Copy the records below exactly as they are written.

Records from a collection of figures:

######

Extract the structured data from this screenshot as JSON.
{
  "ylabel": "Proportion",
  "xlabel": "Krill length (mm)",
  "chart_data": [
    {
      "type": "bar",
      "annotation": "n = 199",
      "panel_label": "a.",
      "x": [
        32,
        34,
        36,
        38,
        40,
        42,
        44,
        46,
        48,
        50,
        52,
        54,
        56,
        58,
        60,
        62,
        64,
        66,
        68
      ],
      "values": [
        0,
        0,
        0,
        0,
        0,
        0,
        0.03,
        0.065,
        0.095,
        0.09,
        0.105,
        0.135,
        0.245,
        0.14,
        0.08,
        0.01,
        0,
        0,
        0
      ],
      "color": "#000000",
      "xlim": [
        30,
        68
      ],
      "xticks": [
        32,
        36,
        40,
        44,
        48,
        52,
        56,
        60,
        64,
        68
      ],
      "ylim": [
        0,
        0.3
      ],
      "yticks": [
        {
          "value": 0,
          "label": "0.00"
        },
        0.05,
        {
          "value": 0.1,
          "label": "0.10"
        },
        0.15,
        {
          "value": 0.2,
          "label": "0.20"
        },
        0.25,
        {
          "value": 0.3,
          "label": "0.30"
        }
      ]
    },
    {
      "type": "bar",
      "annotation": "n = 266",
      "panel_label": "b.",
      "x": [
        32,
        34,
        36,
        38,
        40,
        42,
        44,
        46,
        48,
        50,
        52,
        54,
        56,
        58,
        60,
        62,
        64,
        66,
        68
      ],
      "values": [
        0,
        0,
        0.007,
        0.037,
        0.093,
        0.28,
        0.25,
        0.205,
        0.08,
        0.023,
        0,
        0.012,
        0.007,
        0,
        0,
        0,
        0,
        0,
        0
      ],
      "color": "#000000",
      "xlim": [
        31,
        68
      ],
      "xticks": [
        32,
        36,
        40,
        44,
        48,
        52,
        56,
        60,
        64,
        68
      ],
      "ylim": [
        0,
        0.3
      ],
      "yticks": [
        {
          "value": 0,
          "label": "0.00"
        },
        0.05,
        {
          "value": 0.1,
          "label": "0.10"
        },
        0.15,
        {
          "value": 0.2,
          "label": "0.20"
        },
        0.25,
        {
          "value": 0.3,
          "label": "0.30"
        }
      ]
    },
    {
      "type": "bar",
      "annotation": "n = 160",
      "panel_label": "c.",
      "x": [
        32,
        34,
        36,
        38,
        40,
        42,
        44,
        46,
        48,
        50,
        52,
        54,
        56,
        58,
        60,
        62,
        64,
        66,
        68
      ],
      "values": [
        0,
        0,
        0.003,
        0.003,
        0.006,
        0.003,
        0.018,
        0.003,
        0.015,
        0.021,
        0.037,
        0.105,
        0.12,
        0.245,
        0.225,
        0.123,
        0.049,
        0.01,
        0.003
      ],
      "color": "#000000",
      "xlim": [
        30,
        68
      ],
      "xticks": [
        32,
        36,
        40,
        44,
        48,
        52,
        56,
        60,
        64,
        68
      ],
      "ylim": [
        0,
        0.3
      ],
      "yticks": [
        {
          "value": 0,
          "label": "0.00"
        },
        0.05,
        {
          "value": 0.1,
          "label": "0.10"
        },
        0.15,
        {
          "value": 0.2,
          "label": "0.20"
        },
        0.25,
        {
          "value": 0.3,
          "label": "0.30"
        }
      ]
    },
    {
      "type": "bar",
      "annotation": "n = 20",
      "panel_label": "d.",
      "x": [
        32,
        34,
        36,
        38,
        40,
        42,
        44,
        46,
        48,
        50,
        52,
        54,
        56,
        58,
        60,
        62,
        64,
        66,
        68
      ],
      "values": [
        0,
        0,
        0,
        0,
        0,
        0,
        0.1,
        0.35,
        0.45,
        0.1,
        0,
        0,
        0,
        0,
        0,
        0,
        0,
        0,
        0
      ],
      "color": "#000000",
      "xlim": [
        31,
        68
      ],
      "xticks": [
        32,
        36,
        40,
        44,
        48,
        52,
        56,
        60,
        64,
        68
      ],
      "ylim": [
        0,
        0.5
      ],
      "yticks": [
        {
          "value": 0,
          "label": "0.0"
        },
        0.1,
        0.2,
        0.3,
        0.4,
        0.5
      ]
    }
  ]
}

######

== Exercise output ==
Extract the structured data from this screenshot as JSON.
{
  "ylabel": "Proportion",
  "xlabel": "Krill length (mm)",
  "chart_data": [
    {
      "type": "bar",
      "annotation": "n = 199",
      "panel_label": "a.",
      "x": [
        32,
        34,
        36,
        38,
        40,
        42,
        44,
        46,
        48,
        50,
        52,
        54,
        56,
        58,
        60,
        62,
        64,
        66,
        68
      ],
      "values": [
        0,
        0,
        0,
        0,
        0,
        0,
        0.03,
        0.065,
        0.095,
        0.09,
        0.105,
        0.135,
        0.245,
        0.14,
        0.08,
        0.01,
        0,
        0,
        0
      ],
      "color": "#000000",
      "xlim": [
        30,
        68
      ],
      "xticks": [
        32,
        36,
        40,
        44,
        48,
        52,
        56,
        60,
        64,
        68
      ],
      "ylim": [
        0,
        0.3
      ],
      "yticks": [
        {
          "value": 0,
          "label": "0.00"
        },
        0.05,
        {
          "value": 0.1,
          "label": "0.10"
        },
        0.15,
        {
          "value": 0.2,
          "label": "0.20"
        },
        0.25,
        {
          "value": 0.3,
          "label": "0.30"
        }
      ]
    },
    {
      "type": "bar",
      "annotation": "n = 266",
      "panel_label": "b.",
      "x": [
        32,
        34,
        36,
        38,
        40,
        42,
        44,
        46,
        48,
        50,
        52,
        54,
        56,
        58,
        60,
        62,
        64,
        66,
        68
      ],
      "values": [
        0,
        0,
        0.007,
        0.037,
        0.093,
        0.28,
        0.25,
        0.205,
        0.08,
        0.023,
        0,
        0.012,
        0.007,
        0,
        0,
        0,
        0,
        0,
        0
      ],
      "color": "#000000",
      "xlim": [
        31,
        68
      ],
      "xticks": [
        32,
        36,
        40,
        44,
        48,
        52,
        56,
        60,
        64,
        68
      ],
      "ylim": [
        0,
        0.3
      ],
      "yticks": [
        {
          "value": 0,
          "label": "0.00"
        },
        0.05,
        {
          "value": 0.1,
          "label": "0.10"
        },
        0.15,
        {
          "value": 0.2,
          "label": "0.20"
        },
        0.25,
        {
          "value": 0.3,
          "label": "0.30"
        }
      ]
    },
    {
      "type": "bar",
      "annotation": "n = 160",
      "panel_label": "c.",
      "x": [
        32,
        34,
        36,
        38,
        40,
        42,
        44,
        46,
        48,
        50,
        52,
        54,
        56,
        58,
        60,
        62,
        64,
        66,
        68
      ],
      "values": [
        0,
        0,
        0.003,
        0.003,
        0.006,
        0.003,
        0.018,
        0.003,
        0.015,
        0.021,
        0.037,
        0.105,
        0.12,
        0.245,
        0.225,
        0.123,
        0.049,
        0.01,
        0.003
      ],
      "color": "#000000",
      "xlim": [
        30,
        68
      ],
      "xticks": [
        32,
        36,
        40,
        44,
        48,
        52,
        56,
        60,
        64,
        68
      ],
      "ylim": [
        0,
        0.3
      ],
      "yticks": [
        {
          "value": 0,
          "label": "0.00"
        },
        0.05,
        {
          "value": 0.1,
          "label": "0.10"
        },
        0.15,
        {
          "value": 0.2,
          "label": "0.20"
        },
        0.25,
        {
          "value": 0.3,
          "label": "0.30"
        }
      ]
    },
    {
      "type": "bar",
      "annotation": "n = 20",
      "panel_label": "d.",
      "x": [
        32,
        34,
        36,
        38,
        40,
        42,
        44,
        46,
        48,
        50,
        52,
        54,
        56,
        58,
        60,
        62,
        64,
        66,
        68
      ],
      "values": [
        0,
        0,
        0,
        0,
        0,
        0,
        0.1,
        0.35,
        0.45,
        0.1,
        0,
        0,
        0,
        0,
        0,
        0,
        0,
        0,
        0
      ],
      "color": "#000000",
      "xlim": [
        31,
        68
      ],
      "xticks": [
        32,
        36,
        40,
        44,
        48,
        52,
        56,
        60,
        64,
        68
      ],
      "ylim": [
        0,
        0.5
      ],
      "yticks": [
        {
          "value": 0,
          "label": "0.0"
        },
        0.1,
        0.2,
        0.3,
        0.4,
        0.5
      ]
    }
  ]
}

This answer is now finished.